What the task requires:
From the entries below, copy every line that holds the word "программы".

Exercise inputs:
::::::::::
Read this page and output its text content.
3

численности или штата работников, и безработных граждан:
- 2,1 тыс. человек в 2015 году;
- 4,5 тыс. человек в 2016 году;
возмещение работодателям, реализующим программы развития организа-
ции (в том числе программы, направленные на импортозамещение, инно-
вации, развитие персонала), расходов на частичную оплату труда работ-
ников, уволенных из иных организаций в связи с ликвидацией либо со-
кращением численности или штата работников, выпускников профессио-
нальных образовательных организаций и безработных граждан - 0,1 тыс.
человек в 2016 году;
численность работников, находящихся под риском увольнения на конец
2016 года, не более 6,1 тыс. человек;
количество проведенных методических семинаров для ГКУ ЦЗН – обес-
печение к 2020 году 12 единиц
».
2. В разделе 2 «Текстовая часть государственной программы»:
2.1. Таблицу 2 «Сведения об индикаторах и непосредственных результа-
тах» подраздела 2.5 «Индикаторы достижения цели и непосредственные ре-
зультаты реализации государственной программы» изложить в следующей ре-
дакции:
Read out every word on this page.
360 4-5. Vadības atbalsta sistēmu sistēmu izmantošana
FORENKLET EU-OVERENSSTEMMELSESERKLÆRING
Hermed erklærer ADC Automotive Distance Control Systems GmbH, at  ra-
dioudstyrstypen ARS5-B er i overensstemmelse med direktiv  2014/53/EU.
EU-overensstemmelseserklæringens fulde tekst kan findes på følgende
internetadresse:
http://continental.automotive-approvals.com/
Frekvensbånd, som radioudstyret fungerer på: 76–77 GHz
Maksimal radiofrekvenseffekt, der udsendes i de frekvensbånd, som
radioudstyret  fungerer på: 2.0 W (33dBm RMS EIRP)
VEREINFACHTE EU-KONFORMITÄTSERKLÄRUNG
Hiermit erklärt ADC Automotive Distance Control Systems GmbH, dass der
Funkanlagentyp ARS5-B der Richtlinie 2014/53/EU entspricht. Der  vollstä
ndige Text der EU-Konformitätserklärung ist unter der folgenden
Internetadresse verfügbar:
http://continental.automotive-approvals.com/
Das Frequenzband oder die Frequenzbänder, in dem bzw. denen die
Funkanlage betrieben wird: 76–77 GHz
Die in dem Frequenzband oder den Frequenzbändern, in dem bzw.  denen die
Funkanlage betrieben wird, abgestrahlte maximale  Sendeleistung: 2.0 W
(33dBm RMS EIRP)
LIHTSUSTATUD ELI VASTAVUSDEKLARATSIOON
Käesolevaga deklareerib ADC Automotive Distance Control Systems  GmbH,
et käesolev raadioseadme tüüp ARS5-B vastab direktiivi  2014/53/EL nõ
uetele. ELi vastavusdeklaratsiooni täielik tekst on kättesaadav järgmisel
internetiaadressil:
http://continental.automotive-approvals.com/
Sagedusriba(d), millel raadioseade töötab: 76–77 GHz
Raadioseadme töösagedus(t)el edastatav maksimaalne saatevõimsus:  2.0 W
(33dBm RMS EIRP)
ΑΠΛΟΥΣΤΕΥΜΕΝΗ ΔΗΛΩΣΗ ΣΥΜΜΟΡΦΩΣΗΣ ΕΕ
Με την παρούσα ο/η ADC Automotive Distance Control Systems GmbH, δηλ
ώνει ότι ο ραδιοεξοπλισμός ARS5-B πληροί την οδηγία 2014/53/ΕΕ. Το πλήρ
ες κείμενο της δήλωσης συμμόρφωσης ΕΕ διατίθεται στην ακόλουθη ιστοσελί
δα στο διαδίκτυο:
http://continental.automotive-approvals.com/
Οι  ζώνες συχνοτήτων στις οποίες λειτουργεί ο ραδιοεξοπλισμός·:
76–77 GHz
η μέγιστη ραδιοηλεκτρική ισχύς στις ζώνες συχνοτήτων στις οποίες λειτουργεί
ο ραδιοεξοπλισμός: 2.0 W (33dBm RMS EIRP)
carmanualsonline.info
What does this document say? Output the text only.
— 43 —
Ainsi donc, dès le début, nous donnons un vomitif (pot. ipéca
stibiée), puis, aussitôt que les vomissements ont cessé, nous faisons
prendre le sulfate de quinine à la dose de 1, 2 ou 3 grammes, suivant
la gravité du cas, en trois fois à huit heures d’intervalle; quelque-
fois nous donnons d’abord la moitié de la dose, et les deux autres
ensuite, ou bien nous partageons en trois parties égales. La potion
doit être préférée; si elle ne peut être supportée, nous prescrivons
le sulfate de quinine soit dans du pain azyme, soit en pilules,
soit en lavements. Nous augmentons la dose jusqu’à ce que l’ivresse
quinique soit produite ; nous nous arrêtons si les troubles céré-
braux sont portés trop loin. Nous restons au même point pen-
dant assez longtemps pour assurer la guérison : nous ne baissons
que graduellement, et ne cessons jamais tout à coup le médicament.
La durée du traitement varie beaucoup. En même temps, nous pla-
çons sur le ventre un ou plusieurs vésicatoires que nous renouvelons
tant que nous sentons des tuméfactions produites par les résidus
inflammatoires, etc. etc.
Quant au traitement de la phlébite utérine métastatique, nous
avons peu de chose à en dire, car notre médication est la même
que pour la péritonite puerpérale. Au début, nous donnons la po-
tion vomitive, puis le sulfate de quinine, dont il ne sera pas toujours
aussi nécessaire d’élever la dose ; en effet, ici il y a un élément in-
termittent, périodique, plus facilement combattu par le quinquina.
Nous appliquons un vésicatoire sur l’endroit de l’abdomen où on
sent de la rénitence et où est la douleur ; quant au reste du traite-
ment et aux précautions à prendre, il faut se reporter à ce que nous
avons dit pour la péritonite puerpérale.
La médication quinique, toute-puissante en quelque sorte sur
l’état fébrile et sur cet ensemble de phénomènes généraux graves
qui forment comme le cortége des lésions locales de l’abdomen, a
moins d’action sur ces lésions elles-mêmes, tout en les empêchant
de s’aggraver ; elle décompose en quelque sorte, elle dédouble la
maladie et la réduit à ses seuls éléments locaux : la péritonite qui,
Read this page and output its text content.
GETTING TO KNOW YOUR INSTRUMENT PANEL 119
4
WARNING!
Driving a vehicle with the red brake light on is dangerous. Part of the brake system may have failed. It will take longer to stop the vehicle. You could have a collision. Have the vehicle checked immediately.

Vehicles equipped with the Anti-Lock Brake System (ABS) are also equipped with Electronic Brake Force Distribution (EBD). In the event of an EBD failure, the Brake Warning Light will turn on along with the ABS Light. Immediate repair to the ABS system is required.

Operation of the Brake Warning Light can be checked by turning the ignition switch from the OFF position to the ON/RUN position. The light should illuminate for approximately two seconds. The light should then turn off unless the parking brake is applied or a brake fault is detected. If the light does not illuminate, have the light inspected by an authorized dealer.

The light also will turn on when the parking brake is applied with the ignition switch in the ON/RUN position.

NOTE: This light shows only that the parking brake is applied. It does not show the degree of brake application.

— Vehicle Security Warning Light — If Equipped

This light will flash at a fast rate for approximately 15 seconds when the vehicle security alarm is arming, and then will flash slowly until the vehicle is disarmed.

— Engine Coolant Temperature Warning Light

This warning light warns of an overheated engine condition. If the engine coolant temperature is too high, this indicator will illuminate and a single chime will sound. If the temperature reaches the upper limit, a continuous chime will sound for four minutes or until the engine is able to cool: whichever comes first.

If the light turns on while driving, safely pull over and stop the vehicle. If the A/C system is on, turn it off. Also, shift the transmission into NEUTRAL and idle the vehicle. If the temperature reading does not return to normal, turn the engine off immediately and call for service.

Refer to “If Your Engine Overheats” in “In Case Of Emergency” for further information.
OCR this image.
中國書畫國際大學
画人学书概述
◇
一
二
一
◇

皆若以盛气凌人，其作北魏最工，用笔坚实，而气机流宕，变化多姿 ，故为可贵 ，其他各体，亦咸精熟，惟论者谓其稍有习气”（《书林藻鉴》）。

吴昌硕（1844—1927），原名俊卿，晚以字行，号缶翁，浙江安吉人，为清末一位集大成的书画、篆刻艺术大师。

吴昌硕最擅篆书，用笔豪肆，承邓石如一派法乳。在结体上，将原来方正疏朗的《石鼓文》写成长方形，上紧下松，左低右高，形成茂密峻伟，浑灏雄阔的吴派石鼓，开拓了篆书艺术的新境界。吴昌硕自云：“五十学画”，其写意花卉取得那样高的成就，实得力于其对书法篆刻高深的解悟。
::::::::::
Full answer:
возмещение работодателям, реализующим программы развития организа-
ции (в том числе программы, направленные на импортозамещение, инно-
2. В разделе 2 «Текстовая часть государственной программы»:
зультаты реализации государственной программы» изложить в следующей ре-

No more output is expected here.